EXERCISE:
Locate all lines with the word "this". Copy them.

[Dataset rows about figures]
————
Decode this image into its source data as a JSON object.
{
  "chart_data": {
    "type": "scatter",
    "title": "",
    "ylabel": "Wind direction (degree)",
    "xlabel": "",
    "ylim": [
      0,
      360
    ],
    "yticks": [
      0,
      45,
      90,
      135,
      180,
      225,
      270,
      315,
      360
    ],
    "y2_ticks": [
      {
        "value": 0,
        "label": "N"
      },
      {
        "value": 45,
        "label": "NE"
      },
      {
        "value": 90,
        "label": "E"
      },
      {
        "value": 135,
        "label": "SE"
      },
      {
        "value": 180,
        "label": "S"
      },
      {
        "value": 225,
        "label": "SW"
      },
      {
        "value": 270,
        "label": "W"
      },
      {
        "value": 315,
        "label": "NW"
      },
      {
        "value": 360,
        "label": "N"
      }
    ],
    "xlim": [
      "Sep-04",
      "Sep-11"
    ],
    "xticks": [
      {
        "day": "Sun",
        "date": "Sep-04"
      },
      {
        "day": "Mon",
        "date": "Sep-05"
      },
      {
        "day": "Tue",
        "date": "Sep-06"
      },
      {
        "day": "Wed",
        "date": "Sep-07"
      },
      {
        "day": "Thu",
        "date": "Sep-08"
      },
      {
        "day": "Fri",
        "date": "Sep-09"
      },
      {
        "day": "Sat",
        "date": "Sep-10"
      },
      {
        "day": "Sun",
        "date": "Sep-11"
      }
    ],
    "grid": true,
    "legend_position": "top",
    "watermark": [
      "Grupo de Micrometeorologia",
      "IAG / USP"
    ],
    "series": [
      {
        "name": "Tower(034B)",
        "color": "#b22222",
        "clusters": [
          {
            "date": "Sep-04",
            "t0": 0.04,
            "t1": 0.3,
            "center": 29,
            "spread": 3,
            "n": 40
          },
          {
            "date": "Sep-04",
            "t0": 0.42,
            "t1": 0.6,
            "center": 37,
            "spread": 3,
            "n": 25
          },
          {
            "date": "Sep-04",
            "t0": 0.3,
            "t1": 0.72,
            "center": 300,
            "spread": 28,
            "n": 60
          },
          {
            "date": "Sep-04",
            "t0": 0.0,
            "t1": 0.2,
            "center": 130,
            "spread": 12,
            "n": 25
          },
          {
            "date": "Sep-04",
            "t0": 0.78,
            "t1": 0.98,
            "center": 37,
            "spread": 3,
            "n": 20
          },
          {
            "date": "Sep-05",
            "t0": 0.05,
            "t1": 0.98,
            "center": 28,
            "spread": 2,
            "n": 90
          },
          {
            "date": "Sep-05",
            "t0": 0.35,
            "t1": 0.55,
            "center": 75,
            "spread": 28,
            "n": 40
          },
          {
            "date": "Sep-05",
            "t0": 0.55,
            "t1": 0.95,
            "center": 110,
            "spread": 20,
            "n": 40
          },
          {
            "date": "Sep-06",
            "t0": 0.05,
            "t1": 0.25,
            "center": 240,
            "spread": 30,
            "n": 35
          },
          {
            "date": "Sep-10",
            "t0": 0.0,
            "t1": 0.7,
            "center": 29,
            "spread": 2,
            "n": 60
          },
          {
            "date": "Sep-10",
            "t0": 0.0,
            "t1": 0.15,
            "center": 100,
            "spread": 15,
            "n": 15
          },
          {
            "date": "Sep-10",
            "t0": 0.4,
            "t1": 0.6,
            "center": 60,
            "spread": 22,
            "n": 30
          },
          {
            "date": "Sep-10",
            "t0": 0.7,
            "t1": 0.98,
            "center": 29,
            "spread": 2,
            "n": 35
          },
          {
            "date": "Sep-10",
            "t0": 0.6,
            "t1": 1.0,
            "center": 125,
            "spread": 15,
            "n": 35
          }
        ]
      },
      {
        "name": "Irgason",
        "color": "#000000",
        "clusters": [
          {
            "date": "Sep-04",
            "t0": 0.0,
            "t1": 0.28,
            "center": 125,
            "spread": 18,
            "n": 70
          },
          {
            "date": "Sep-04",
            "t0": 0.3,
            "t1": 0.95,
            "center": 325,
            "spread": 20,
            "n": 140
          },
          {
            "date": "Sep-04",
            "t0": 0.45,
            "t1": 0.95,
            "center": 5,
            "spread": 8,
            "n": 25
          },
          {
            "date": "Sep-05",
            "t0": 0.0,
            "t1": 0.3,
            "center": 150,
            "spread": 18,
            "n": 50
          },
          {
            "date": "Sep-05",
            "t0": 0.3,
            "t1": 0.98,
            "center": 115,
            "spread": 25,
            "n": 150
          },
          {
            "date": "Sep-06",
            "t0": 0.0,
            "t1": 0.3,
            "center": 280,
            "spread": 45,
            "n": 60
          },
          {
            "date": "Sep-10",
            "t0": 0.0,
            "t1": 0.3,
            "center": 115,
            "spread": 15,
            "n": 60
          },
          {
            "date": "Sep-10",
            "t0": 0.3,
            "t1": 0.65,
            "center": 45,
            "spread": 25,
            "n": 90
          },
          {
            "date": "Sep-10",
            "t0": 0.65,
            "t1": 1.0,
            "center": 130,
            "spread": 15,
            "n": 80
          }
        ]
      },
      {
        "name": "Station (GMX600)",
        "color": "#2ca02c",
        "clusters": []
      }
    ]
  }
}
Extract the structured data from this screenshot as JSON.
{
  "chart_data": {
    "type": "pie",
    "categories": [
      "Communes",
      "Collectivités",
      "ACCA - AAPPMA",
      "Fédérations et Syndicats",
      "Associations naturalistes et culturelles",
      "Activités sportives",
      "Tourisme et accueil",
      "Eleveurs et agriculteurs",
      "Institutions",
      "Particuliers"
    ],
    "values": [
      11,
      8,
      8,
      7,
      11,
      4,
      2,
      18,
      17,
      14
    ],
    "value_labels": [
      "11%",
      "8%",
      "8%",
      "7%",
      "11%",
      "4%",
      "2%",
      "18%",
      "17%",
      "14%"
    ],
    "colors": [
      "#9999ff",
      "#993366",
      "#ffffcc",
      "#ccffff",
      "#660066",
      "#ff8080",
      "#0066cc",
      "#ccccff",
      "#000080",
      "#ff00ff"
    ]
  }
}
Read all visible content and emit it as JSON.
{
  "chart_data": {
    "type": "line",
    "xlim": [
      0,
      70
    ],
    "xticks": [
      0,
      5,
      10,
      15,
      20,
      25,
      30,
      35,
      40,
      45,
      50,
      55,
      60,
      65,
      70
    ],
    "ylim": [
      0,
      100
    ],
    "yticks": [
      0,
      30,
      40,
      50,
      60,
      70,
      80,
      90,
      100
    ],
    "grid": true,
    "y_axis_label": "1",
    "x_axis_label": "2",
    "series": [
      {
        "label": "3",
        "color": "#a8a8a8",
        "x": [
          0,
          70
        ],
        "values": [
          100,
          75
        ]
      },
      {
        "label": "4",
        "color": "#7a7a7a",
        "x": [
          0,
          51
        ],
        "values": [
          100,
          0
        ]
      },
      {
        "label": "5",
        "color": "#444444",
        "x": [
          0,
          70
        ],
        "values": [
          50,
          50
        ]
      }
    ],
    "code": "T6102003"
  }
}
————
OUTPUT OF THE EXERCISE:
Decode this image into its source data as a JSON object.
Extract the structured data from this screenshot as JSON.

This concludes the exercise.